> _Records from a collection_:
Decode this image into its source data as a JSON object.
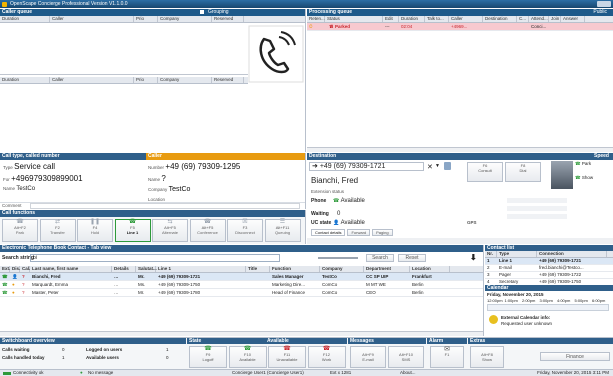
{
  "window": {
    "title": "OpenScape Concierge Professional Version V1.1.0.0"
  },
  "caller_queue": {
    "title": "Caller queue",
    "grouping_label": "Grouping",
    "columns": [
      "Duration",
      "Caller",
      "Prio",
      "Company",
      "Reserved"
    ]
  },
  "processing_queue": {
    "title": "Processing queue",
    "public_label": "Public",
    "columns": [
      "Reten...",
      "Status",
      "Edit",
      "Duration",
      "Talk to...",
      "Caller",
      "Destination",
      "C...",
      "Attend...",
      "Join",
      "Answer"
    ],
    "row": {
      "status": "Parked",
      "edit": "---",
      "duration": "02:04",
      "caller": "+4969...",
      "attend": "Conci..."
    }
  },
  "call_panel": {
    "title": "Call type, called number",
    "caller_title": "Caller",
    "type_label": "Type",
    "type_value": "Service call",
    "number_label": "Number",
    "number_value": "+49 (69) 79309-1295",
    "for_label": "For",
    "for_value": "+496979309899001",
    "name_label": "Name",
    "name_value": "?",
    "name_label2": "Name",
    "name_value2": "TestCo",
    "company_label": "Company",
    "company_value": "TestCo",
    "location_label": "Location",
    "comment_label": "Comment"
  },
  "destination": {
    "title": "Destination",
    "speed_title": "Speed",
    "number": "+49 (69) 79309-1721",
    "name": "Bianchi, Fred",
    "extension_status": "Extension status",
    "phone_label": "Phone",
    "phone_status": "Available",
    "waiting_label": "Waiting",
    "waiting_value": "0",
    "uc_label": "UC state",
    "uc_value": "Available",
    "gps_label": "GPS",
    "btn_consult": "Consult",
    "btn_dial": "Dial",
    "tabs": [
      "Contact details",
      "Forward",
      "Paging"
    ],
    "speed_items": [
      "Park",
      "Show"
    ]
  },
  "call_functions": {
    "title": "Call functions",
    "buttons": [
      {
        "key": "Alt+F2",
        "label": "Park"
      },
      {
        "key": "F2",
        "label": "Transfer"
      },
      {
        "key": "F4",
        "label": "Hold"
      },
      {
        "key": "F5",
        "label": "Line 1"
      },
      {
        "key": "Alt+F5",
        "label": "Alternate"
      },
      {
        "key": "Alt+F5",
        "label": "Conference"
      },
      {
        "key": "F3",
        "label": "Disconnect"
      },
      {
        "key": "Alt+F11",
        "label": "Queuing"
      }
    ]
  },
  "phonebook": {
    "title": "Electronic Telephone Book   Contact - Tab view",
    "search_label": "Search string",
    "search_value": "bi",
    "search_btn": "Search",
    "reset_btn": "Reset",
    "columns": [
      "Ext.",
      "Dis.",
      "Cal.",
      "Last name, first name",
      "Details",
      "Salutat...",
      "Line 1",
      "Title",
      "Function",
      "Company",
      "Department",
      "Location"
    ],
    "rows": [
      {
        "name": "Bianchi, Fred",
        "sal": "Mr.",
        "line": "+49 (69) 79309-1721",
        "func": "Sales Manager",
        "comp": "TestCo",
        "dept": "CC SP UIP",
        "loc": "Frankfurt"
      },
      {
        "name": "Marquardt, Emma",
        "sal": "Ms.",
        "line": "+49 (69) 79309-1750",
        "func": "Marketing Dire...",
        "comp": "ComCo",
        "dept": "M MT WE",
        "loc": "Berlin"
      },
      {
        "name": "Master, Peter",
        "sal": "Mr.",
        "line": "+49 (69) 79309-1780",
        "func": "Head of Finance",
        "comp": "ComCo",
        "dept": "CEO",
        "loc": "Berlin"
      }
    ]
  },
  "contact_list": {
    "title": "Contact list",
    "columns": [
      "Nr.",
      "Type",
      "Connection"
    ],
    "rows": [
      {
        "nr": "1",
        "type": "Line 1",
        "conn": "+49 (69) 79309-1721"
      },
      {
        "nr": "2",
        "type": "E-mail",
        "conn": "fred.bianchi@Testco..."
      },
      {
        "nr": "3",
        "type": "Pager",
        "conn": "+49 (69) 79309-1722"
      },
      {
        "nr": "4",
        "type": "Secretary",
        "conn": "+49 (69) 79309-1750"
      }
    ]
  },
  "calendar": {
    "title": "Calendar",
    "date": "Friday, November 20, 2015",
    "times": [
      "12:00pm",
      "1:00pm",
      "2:00pm",
      "3:00pm",
      "4:00pm",
      "5:00pm",
      "6:00pm"
    ],
    "info_title": "External Calendar info:",
    "info_text": "Requested user unknown"
  },
  "switchboard": {
    "title": "Switchboard overview",
    "calls_waiting_label": "Calls waiting",
    "calls_waiting": "0",
    "logged_users_label": "Logged on users",
    "logged_users": "1",
    "calls_handled_label": "Calls handled today",
    "calls_handled": "1",
    "available_users_label": "Available users",
    "available_users": "0"
  },
  "state": {
    "title": "State",
    "available": "Available",
    "buttons": [
      {
        "key": "F9",
        "label": "Logoff"
      },
      {
        "key": "F10",
        "label": "Available"
      },
      {
        "key": "F11",
        "label": "Unavailable"
      },
      {
        "key": "F12",
        "label": "Work"
      }
    ]
  },
  "messages": {
    "title": "Messages",
    "buttons": [
      {
        "key": "Alt+F9",
        "label": "E-mail"
      },
      {
        "key": "Alt+F10",
        "label": "SMS"
      }
    ]
  },
  "alarm": {
    "title": "Alarm",
    "key": "F1"
  },
  "extras": {
    "title": "Extras",
    "key": "Alt+F8",
    "label": "Show",
    "finance": "Finance"
  },
  "statusbar": {
    "connectivity": "Connectivity ok",
    "message": "No message",
    "user": "Concierge User1 (Concierge User1)",
    "ext": "Ext x 1281",
    "about": "About...",
    "datetime": "Friday, November 20, 2015 3:11 PM"
  }
}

> _WHAT TO DO_: Print each of the records above exactly as written, leaving no picture in the copy.

> _RESPONSE TO THE EXERCISE_:
Decode this image into its source data as a JSON object.
{
  "window": {
    "title": "OpenScape Concierge Professional Version V1.1.0.0"
  },
  "caller_queue": {
    "title": "Caller queue",
    "grouping_label": "Grouping",
    "columns": [
      "Duration",
      "Caller",
      "Prio",
      "Company",
      "Reserved"
    ]
  },
  "processing_queue": {
    "title": "Processing queue",
    "public_label": "Public",
    "columns": [
      "Reten...",
      "Status",
      "Edit",
      "Duration",
      "Talk to...",
      "Caller",
      "Destination",
      "C...",
      "Attend...",
      "Join",
      "Answer"
    ],
    "row": {
      "status": "Parked",
      "edit": "---",
      "duration": "02:04",
      "caller": "+4969...",
      "attend": "Conci..."
    }
  },
  "call_panel": {
    "title": "Call type, called number",
    "caller_title": "Caller",
    "type_label": "Type",
    "type_value": "Service call",
    "number_label": "Number",
    "number_value": "+49 (69) 79309-1295",
    "for_label": "For",
    "for_value": "+496979309899001",
    "name_label": "Name",
    "name_value": "?",
    "name_label2": "Name",
    "name_value2": "TestCo",
    "company_label": "Company",
    "company_value": "TestCo",
    "location_label": "Location",
    "comment_label": "Comment"
  },
  "destination": {
    "title": "Destination",
    "speed_title": "Speed",
    "number": "+49 (69) 79309-1721",
    "name": "Bianchi, Fred",
    "extension_status": "Extension status",
    "phone_label": "Phone",
    "phone_status": "Available",
    "waiting_label": "Waiting",
    "waiting_value": "0",
    "uc_label": "UC state",
    "uc_value": "Available",
    "gps_label": "GPS",
    "btn_consult": "Consult",
    "btn_dial": "Dial",
    "tabs": [
      "Contact details",
      "Forward",
      "Paging"
    ],
    "speed_items": [
      "Park",
      "Show"
    ]
  },
  "call_functions": {
    "title": "Call functions",
    "buttons": [
      {
        "key": "Alt+F2",
        "label": "Park"
      },
      {
        "key": "F2",
        "label": "Transfer"
      },
      {
        "key": "F4",
        "label": "Hold"
      },
      {
        "key": "F5",
        "label": "Line 1"
      },
      {
        "key": "Alt+F5",
        "label": "Alternate"
      },
      {
        "key": "Alt+F5",
        "label": "Conference"
      },
      {
        "key": "F3",
        "label": "Disconnect"
      },
      {
        "key": "Alt+F11",
        "label": "Queuing"
      }
    ]
  },
  "phonebook": {
    "title": "Electronic Telephone Book   Contact - Tab view",
    "search_label": "Search string",
    "search_value": "bi",
    "search_btn": "Search",
    "reset_btn": "Reset",
    "columns": [
      "Ext.",
      "Dis.",
      "Cal.",
      "Last name, first name",
      "Details",
      "Salutat...",
      "Line 1",
      "Title",
      "Function",
      "Company",
      "Department",
      "Location"
    ],
    "rows": [
      {
        "name": "Bianchi, Fred",
        "sal": "Mr.",
        "line": "+49 (69) 79309-1721",
        "func": "Sales Manager",
        "comp": "TestCo",
        "dept": "CC SP UIP",
        "loc": "Frankfurt"
      },
      {
        "name": "Marquardt, Emma",
        "sal": "Ms.",
        "line": "+49 (69) 79309-1750",
        "func": "Marketing Dire...",
        "comp": "ComCo",
        "dept": "M MT WE",
        "loc": "Berlin"
      },
      {
        "name": "Master, Peter",
        "sal": "Mr.",
        "line": "+49 (69) 79309-1780",
        "func": "Head of Finance",
        "comp": "ComCo",
        "dept": "CEO",
        "loc": "Berlin"
      }
    ]
  },
  "contact_list": {
    "title": "Contact list",
    "columns": [
      "Nr.",
      "Type",
      "Connection"
    ],
    "rows": [
      {
        "nr": "1",
        "type": "Line 1",
        "conn": "+49 (69) 79309-1721"
      },
      {
        "nr": "2",
        "type": "E-mail",
        "conn": "fred.bianchi@Testco..."
      },
      {
        "nr": "3",
        "type": "Pager",
        "conn": "+49 (69) 79309-1722"
      },
      {
        "nr": "4",
        "type": "Secretary",
        "conn": "+49 (69) 79309-1750"
      }
    ]
  },
  "calendar": {
    "title": "Calendar",
    "date": "Friday, November 20, 2015",
    "times": [
      "12:00pm",
      "1:00pm",
      "2:00pm",
      "3:00pm",
      "4:00pm",
      "5:00pm",
      "6:00pm"
    ],
    "info_title": "External Calendar info:",
    "info_text": "Requested user unknown"
  },
  "switchboard": {
    "title": "Switchboard overview",
    "calls_waiting_label": "Calls waiting",
    "calls_waiting": "0",
    "logged_users_label": "Logged on users",
    "logged_users": "1",
    "calls_handled_label": "Calls handled today",
    "calls_handled": "1",
    "available_users_label": "Available users",
    "available_users": "0"
  },
  "state": {
    "title": "State",
    "available": "Available",
    "buttons": [
      {
        "key": "F9",
        "label": "Logoff"
      },
      {
        "key": "F10",
        "label": "Available"
      },
      {
        "key": "F11",
        "label": "Unavailable"
      },
      {
        "key": "F12",
        "label": "Work"
      }
    ]
  },
  "messages": {
    "title": "Messages",
    "buttons": [
      {
        "key": "Alt+F9",
        "label": "E-mail"
      },
      {
        "key": "Alt+F10",
        "label": "SMS"
      }
    ]
  },
  "alarm": {
    "title": "Alarm",
    "key": "F1"
  },
  "extras": {
    "title": "Extras",
    "key": "Alt+F8",
    "label": "Show",
    "finance": "Finance"
  },
  "statusbar": {
    "connectivity": "Connectivity ok",
    "message": "No message",
    "user": "Concierge User1 (Concierge User1)",
    "ext": "Ext x 1281",
    "about": "About...",
    "datetime": "Friday, November 20, 2015 3:11 PM"
  }
}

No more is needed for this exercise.